--- begin ---
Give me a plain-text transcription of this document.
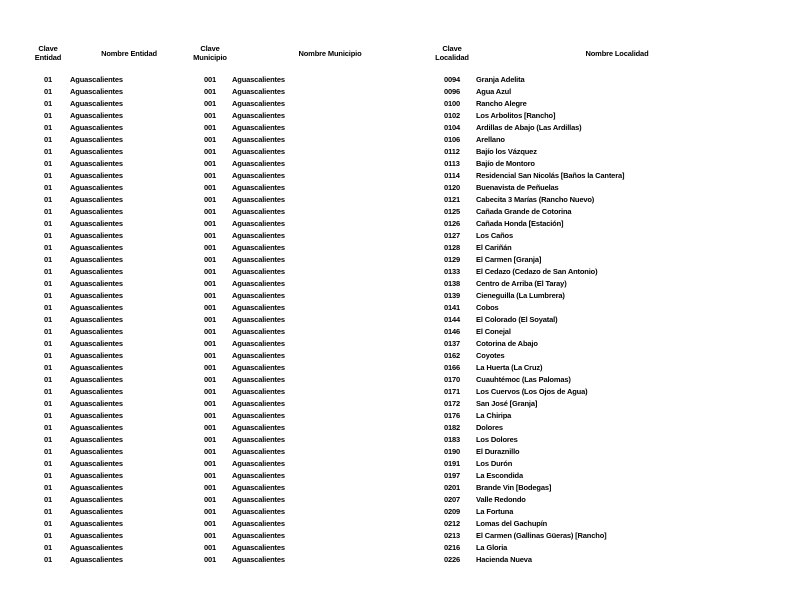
Clave Entidad	Nombre Entidad	Clave Municipio	Nombre Municipio	Clave Localidad	Nombre Localidad
01	Aguascalientes	001	Aguascalientes	0094	Granja Adelita
01	Aguascalientes	001	Aguascalientes	0096	Agua Azul
01	Aguascalientes	001	Aguascalientes	0100	Rancho Alegre
01	Aguascalientes	001	Aguascalientes	0102	Los Arbolitos [Rancho]
01	Aguascalientes	001	Aguascalientes	0104	Ardillas de Abajo (Las Ardillas)
01	Aguascalientes	001	Aguascalientes	0106	Arellano
01	Aguascalientes	001	Aguascalientes	0112	Bajío los Vázquez
01	Aguascalientes	001	Aguascalientes	0113	Bajío de Montoro
01	Aguascalientes	001	Aguascalientes	0114	Residencial San Nicolás [Baños la Cantera]
01	Aguascalientes	001	Aguascalientes	0120	Buenavista de Peñuelas
01	Aguascalientes	001	Aguascalientes	0121	Cabecita 3 Marías (Rancho Nuevo)
01	Aguascalientes	001	Aguascalientes	0125	Cañada Grande de Cotorina
01	Aguascalientes	001	Aguascalientes	0126	Cañada Honda [Estación]
01	Aguascalientes	001	Aguascalientes	0127	Los Caños
01	Aguascalientes	001	Aguascalientes	0128	El Cariñán
01	Aguascalientes	001	Aguascalientes	0129	El Carmen [Granja]
01	Aguascalientes	001	Aguascalientes	0133	El Cedazo (Cedazo de San Antonio)
01	Aguascalientes	001	Aguascalientes	0138	Centro de Arriba (El Taray)
01	Aguascalientes	001	Aguascalientes	0139	Cieneguilla (La Lumbrera)
01	Aguascalientes	001	Aguascalientes	0141	Cobos
01	Aguascalientes	001	Aguascalientes	0144	El Colorado (El Soyatal)
01	Aguascalientes	001	Aguascalientes	0146	El Conejal
01	Aguascalientes	001	Aguascalientes	0137	Cotorina de Abajo
01	Aguascalientes	001	Aguascalientes	0162	Coyotes
01	Aguascalientes	001	Aguascalientes	0166	La Huerta (La Cruz)
01	Aguascalientes	001	Aguascalientes	0170	Cuauhtémoc (Las Palomas)
01	Aguascalientes	001	Aguascalientes	0171	Los Cuervos (Los Ojos de Agua)
01	Aguascalientes	001	Aguascalientes	0172	San José [Granja]
01	Aguascalientes	001	Aguascalientes	0176	La Chiripa
01	Aguascalientes	001	Aguascalientes	0182	Dolores
01	Aguascalientes	001	Aguascalientes	0183	Los Dolores
01	Aguascalientes	001	Aguascalientes	0190	El Duraznillo
01	Aguascalientes	001	Aguascalientes	0191	Los Durón
01	Aguascalientes	001	Aguascalientes	0197	La Escondida
01	Aguascalientes	001	Aguascalientes	0201	Brande Vin [Bodegas]
01	Aguascalientes	001	Aguascalientes	0207	Valle Redondo
01	Aguascalientes	001	Aguascalientes	0209	La Fortuna
01	Aguascalientes	001	Aguascalientes	0212	Lomas del Gachupín
01	Aguascalientes	001	Aguascalientes	0213	El Carmen (Gallinas Güeras) [Rancho]
01	Aguascalientes	001	Aguascalientes	0216	La Gloria
01	Aguascalientes	001	Aguascalientes	0226	Hacienda Nueva
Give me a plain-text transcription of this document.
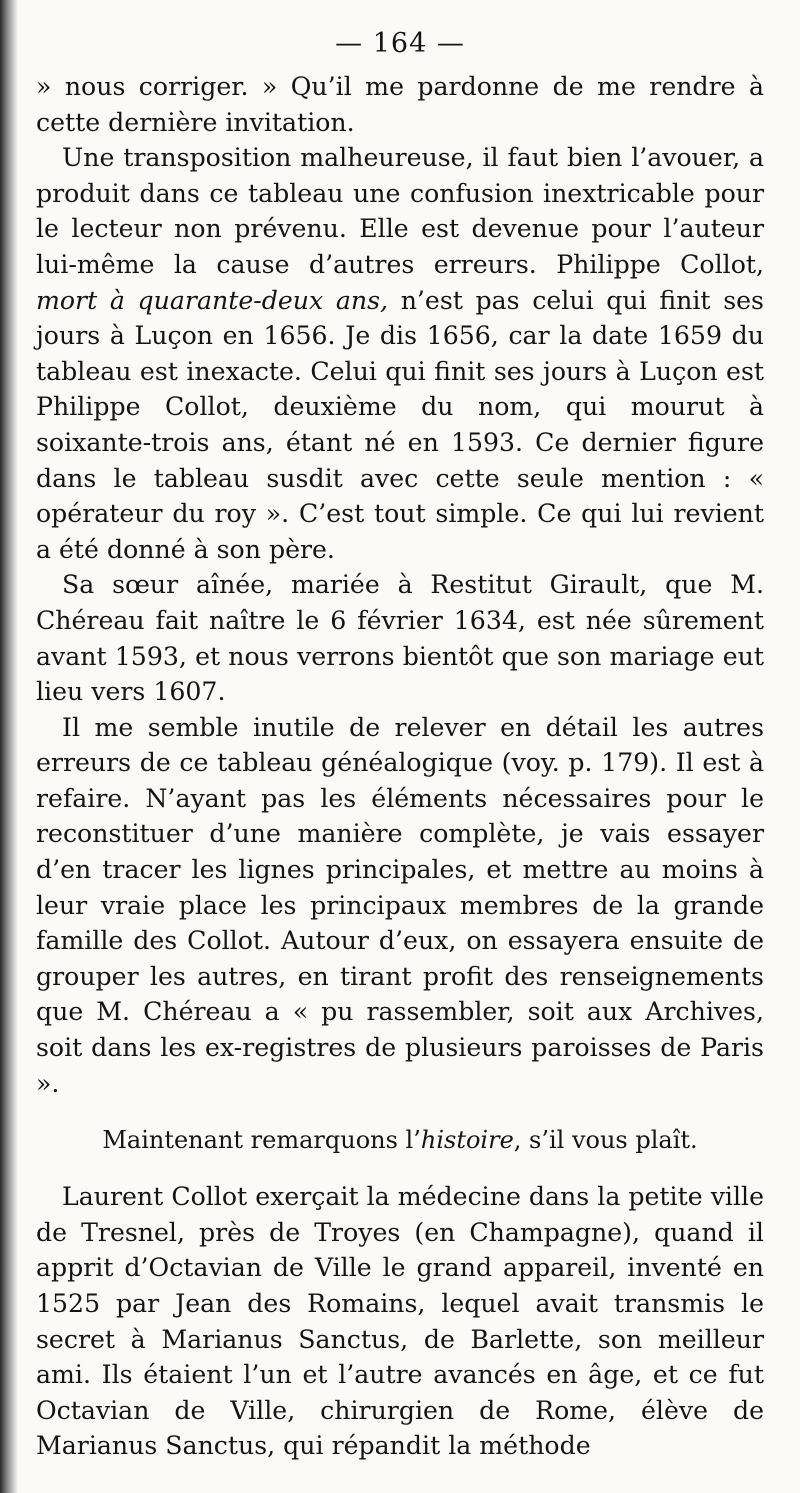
— 164 —

» nous corriger. » Qu’il me pardonne de me rendre à cette dernière invitation.

Une transposition malheureuse, il faut bien l’avouer, a produit dans ce tableau une confusion inextricable pour le lecteur non prévenu. Elle est devenue pour l’auteur lui-même la cause d’autres erreurs. Philippe Collot, mort à quarante-deux ans, n’est pas celui qui finit ses jours à Luçon en 1656. Je dis 1656, car la date 1659 du tableau est inexacte. Celui qui finit ses jours à Luçon est Philippe Collot, deuxième du nom, qui mourut à soixante-trois ans, étant né en 1593. Ce dernier figure dans le tableau susdit avec cette seule mention : « opérateur du roy ». C’est tout simple. Ce qui lui revient a été donné à son père.

Sa sœur aînée, mariée à Restitut Girault, que M. Chéreau fait naître le 6 février 1634, est née sûrement avant 1593, et nous verrons bientôt que son mariage eut lieu vers 1607.

Il me semble inutile de relever en détail les autres erreurs de ce tableau généalogique (voy. p. 179). Il est à refaire. N’ayant pas les éléments nécessaires pour le reconstituer d’une manière complète, je vais essayer d’en tracer les lignes principales, et mettre au moins à leur vraie place les principaux membres de la grande famille des Collot. Autour d’eux, on essayera ensuite de grouper les autres, en tirant profit des renseignements que M. Chéreau a « pu rassembler, soit aux Archives, soit dans les ex-registres de plusieurs paroisses de Paris ».

Maintenant remarquons l’histoire, s’il vous plaît.

Laurent Collot exerçait la médecine dans la petite ville de Tresnel, près de Troyes (en Champagne), quand il apprit d’Octavian de Ville le grand appareil, inventé en 1525 par Jean des Romains, lequel avait transmis le secret à Marianus Sanctus, de Barlette, son meilleur ami. Ils étaient l’un et l’autre avancés en âge, et ce fut Octavian de Ville, chirurgien de Rome, élève de Marianus Sanctus, qui répandit la méthode
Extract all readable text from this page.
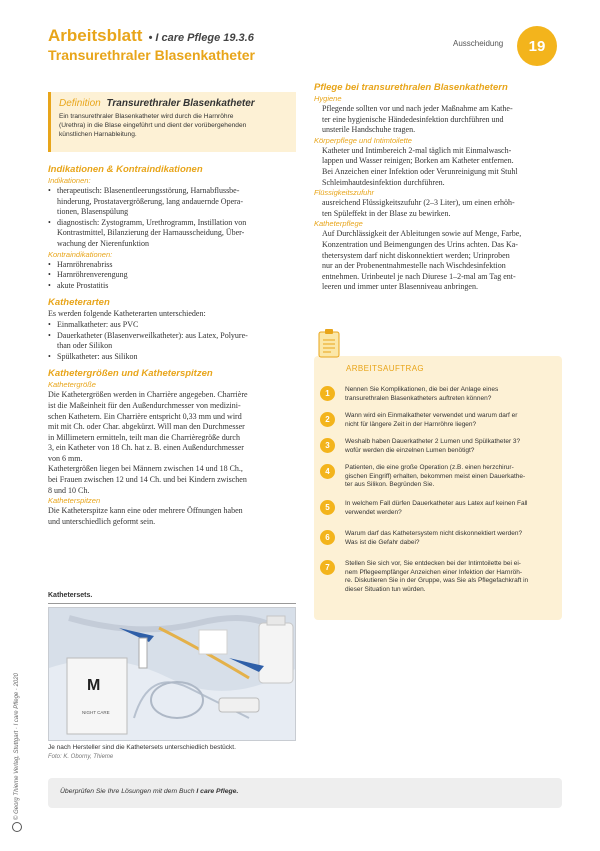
Arbeitsblatt • I care Pflege 19.3.6
Transurethraler Blasenkatheter
Ausscheidung	19
© Georg Thieme Verlag, Stuttgart · I care Pflege · 2020
Definition Transurethraler Blasenkatheter
Ein transurethraler Blasenkatheter wird durch die Harnröhre
(Urethra) in die Blase eingeführt und dient der vorübergehenden
künstlichen Harnableitung.
Indikationen & Kontraindikationen
Indikationen:
• therapeutisch: Blasenentleerungsstörung, Harnabflussbe-
hinderung, Prostatavergrößerung, lang andauernde Opera-
tionen, Blasenspülung
• diagnostisch: Zystogramm, Urethrogramm, Instillation von
Kontrastmittel, Bilanzierung der Harnausscheidung, Über-
wachung der Nierenfunktion
Kontraindikationen:
• Harnröhrenabriss
• Harnröhrenverengung
• akute Prostatitis
Katheterarten
Es werden folgende Katheterarten unterschieden:
• Einmalkatheter: aus PVC
• Dauerkatheter (Blasenverweilkatheter): aus Latex, Polyure-
than oder Silikon
• Spülkatheter: aus Silikon
Kathetergrößen und Katheterspitzen
Kathetergröße
Die Kathetergrößen werden in Charrière angegeben. Charrière
ist die Maßeinheit für den Außendurchmesser von medizini-
schen Kathetern. Ein Charrière entspricht 0,33 mm und wird
mit mit Ch. oder Char. abgekürzt. Will man den Durchmesser
in Millimetern ermitteln, teilt man die Charrièregröße durch
3, ein Katheter von 18 Ch. hat z. B. einen Außendurchmesser
von 6 mm.
Kathetergrößen liegen bei Männern zwischen 14 und 18 Ch.,
bei Frauen zwischen 12 und 14 Ch. und bei Kindern zwischen
8 und 10 Ch.
Katheterspitzen
Die Katheterspitze kann eine oder mehrere Öffnungen haben
und unterschiedlich geformt sein.
Kathetersets.
M
NIGHT CARE
Je nach Hersteller sind die Kathetersets unterschiedlich bestückt.
Foto: K. Oborny, Thieme
Pflege bei transurethralen Blasenkathetern
Hygiene
Pflegende sollten vor und nach jeder Maßnahme am Kathe-
ter eine hygienische Händedesinfektion durchführen und
unsterile Handschuhe tragen.
Körperpflege und Intimtoilette
Katheter und Intimbereich 2-mal täglich mit Einmalwasch-
lappen und Wasser reinigen; Borken am Katheter entfernen.
Bei Anzeichen einer Infektion oder Verunreinigung mit Stuhl
Schleimhautdesinfektion durchführen.
Flüssigkeitszufuhr
ausreichend Flüssigkeitszufuhr (2–3 Liter), um einen erhöh-
ten Spüleffekt in der Blase zu bewirken.
Katheterpflege
Auf Durchlässigkeit der Ableitungen sowie auf Menge, Farbe,
Konzentration und Beimengungen des Urins achten. Das Ka-
thetersystem darf nicht diskonnektiert werden; Urinproben
nur an der Probenentnahmestelle nach Wischdesinfektion
entnehmen. Urinbeutel je nach Diurese 1–2-mal am Tag ent-
leeren und immer unter Blasenniveau anbringen.
ARBEITSAUFTRAG
1	Nennen Sie Komplikationen, die bei der Anlage eines
transurethralen Blasenkatheters auftreten können?
2	Wann wird ein Einmalkatheter verwendet und warum darf er
nicht für längere Zeit in der Harnröhre liegen?
3	Weshalb haben Dauerkatheter 2 Lumen und Spülkatheter 3?
wofür werden die einzelnen Lumen benötigt?
4	Patienten, die eine große Operation (z.B. einen herzchirur-
gischen Eingriff) erhalten, bekommen meist einen Dauerkathe-
ter aus Silikon. Begründen Sie.
5	In welchem Fall dürfen Dauerkatheter aus Latex auf keinen Fall
verwendet werden?
6	Warum darf das Kathetersystem nicht diskonnektiert werden?
Was ist die Gefahr dabei?
7	Stellen Sie sich vor, Sie entdecken bei der Intimtoilette bei ei-
nem Pflegeempfänger Anzeichen einer Infektion der Harnröh-
re. Diskutieren Sie in der Gruppe, was Sie als Pflegefachkraft in
dieser Situation tun würden.
Überprüfen Sie Ihre Lösungen mit dem Buch I care Pflege.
--- end ---
## EXERCISE REQUIREMENTS
Filter the records, keeping only lines that contain "diskonnektiert", and show those lines.

## EXERCISE RESULT
thetersystem darf nicht diskonnektiert werden; Urinproben
6	Warum darf das Kathetersystem nicht diskonnektiert werden?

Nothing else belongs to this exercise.